> **Dataset**
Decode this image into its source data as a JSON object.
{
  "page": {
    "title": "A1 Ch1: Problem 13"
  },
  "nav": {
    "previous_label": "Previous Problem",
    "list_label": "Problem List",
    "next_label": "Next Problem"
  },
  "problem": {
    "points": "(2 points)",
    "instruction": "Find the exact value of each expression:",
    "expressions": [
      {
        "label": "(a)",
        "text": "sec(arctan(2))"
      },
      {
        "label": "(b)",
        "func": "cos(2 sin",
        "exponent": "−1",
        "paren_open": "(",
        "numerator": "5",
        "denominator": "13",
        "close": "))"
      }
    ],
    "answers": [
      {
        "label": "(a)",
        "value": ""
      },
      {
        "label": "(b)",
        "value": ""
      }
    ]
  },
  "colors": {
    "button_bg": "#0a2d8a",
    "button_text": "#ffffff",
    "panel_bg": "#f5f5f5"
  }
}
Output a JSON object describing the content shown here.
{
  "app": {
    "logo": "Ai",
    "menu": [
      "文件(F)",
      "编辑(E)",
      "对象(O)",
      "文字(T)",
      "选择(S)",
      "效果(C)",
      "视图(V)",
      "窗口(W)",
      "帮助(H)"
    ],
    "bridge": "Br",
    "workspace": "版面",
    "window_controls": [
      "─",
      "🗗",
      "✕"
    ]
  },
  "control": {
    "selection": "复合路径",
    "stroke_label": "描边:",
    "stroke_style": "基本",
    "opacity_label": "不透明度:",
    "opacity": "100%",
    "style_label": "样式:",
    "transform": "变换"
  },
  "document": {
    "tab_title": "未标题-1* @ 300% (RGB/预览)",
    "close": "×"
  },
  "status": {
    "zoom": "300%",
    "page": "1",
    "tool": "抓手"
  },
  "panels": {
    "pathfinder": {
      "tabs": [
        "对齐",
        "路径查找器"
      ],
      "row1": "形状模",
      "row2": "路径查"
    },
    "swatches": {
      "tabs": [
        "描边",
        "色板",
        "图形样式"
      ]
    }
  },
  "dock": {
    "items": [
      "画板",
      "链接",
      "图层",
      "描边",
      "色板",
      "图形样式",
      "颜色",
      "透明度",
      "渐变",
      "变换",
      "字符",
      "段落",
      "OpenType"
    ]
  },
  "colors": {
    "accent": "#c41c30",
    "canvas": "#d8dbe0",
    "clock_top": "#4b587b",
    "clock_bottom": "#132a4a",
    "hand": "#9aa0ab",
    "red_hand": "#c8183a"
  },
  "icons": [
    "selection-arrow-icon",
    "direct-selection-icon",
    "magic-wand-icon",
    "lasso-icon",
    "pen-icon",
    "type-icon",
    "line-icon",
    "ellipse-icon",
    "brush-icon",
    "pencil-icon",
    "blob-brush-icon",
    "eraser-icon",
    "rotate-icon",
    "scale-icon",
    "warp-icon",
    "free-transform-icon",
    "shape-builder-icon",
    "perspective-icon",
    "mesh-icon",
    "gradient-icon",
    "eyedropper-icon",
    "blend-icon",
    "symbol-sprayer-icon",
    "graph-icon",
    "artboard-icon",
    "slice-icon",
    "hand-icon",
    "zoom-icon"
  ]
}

> **Your goal**
Write out each line of the data above again, exactly as given.

> **Expected output**
Decode this image into its source data as a JSON object.
{
  "page": {
    "title": "A1 Ch1: Problem 13"
  },
  "nav": {
    "previous_label": "Previous Problem",
    "list_label": "Problem List",
    "next_label": "Next Problem"
  },
  "problem": {
    "points": "(2 points)",
    "instruction": "Find the exact value of each expression:",
    "expressions": [
      {
        "label": "(a)",
        "text": "sec(arctan(2))"
      },
      {
        "label": "(b)",
        "func": "cos(2 sin",
        "exponent": "−1",
        "paren_open": "(",
        "numerator": "5",
        "denominator": "13",
        "close": "))"
      }
    ],
    "answers": [
      {
        "label": "(a)",
        "value": ""
      },
      {
        "label": "(b)",
        "value": ""
      }
    ]
  },
  "colors": {
    "button_bg": "#0a2d8a",
    "button_text": "#ffffff",
    "panel_bg": "#f5f5f5"
  }
}
Output a JSON object describing the content shown here.
{
  "app": {
    "logo": "Ai",
    "menu": [
      "文件(F)",
      "编辑(E)",
      "对象(O)",
      "文字(T)",
      "选择(S)",
      "效果(C)",
      "视图(V)",
      "窗口(W)",
      "帮助(H)"
    ],
    "bridge": "Br",
    "workspace": "版面",
    "window_controls": [
      "─",
      "🗗",
      "✕"
    ]
  },
  "control": {
    "selection": "复合路径",
    "stroke_label": "描边:",
    "stroke_style": "基本",
    "opacity_label": "不透明度:",
    "opacity": "100%",
    "style_label": "样式:",
    "transform": "变换"
  },
  "document": {
    "tab_title": "未标题-1* @ 300% (RGB/预览)",
    "close": "×"
  },
  "status": {
    "zoom": "300%",
    "page": "1",
    "tool": "抓手"
  },
  "panels": {
    "pathfinder": {
      "tabs": [
        "对齐",
        "路径查找器"
      ],
      "row1": "形状模",
      "row2": "路径查"
    },
    "swatches": {
      "tabs": [
        "描边",
        "色板",
        "图形样式"
      ]
    }
  },
  "dock": {
    "items": [
      "画板",
      "链接",
      "图层",
      "描边",
      "色板",
      "图形样式",
      "颜色",
      "透明度",
      "渐变",
      "变换",
      "字符",
      "段落",
      "OpenType"
    ]
  },
  "colors": {
    "accent": "#c41c30",
    "canvas": "#d8dbe0",
    "clock_top": "#4b587b",
    "clock_bottom": "#132a4a",
    "hand": "#9aa0ab",
    "red_hand": "#c8183a"
  },
  "icons": [
    "selection-arrow-icon",
    "direct-selection-icon",
    "magic-wand-icon",
    "lasso-icon",
    "pen-icon",
    "type-icon",
    "line-icon",
    "ellipse-icon",
    "brush-icon",
    "pencil-icon",
    "blob-brush-icon",
    "eraser-icon",
    "rotate-icon",
    "scale-icon",
    "warp-icon",
    "free-transform-icon",
    "shape-builder-icon",
    "perspective-icon",
    "mesh-icon",
    "gradient-icon",
    "eyedropper-icon",
    "blend-icon",
    "symbol-sprayer-icon",
    "graph-icon",
    "artboard-icon",
    "slice-icon",
    "hand-icon",
    "zoom-icon"
  ]
}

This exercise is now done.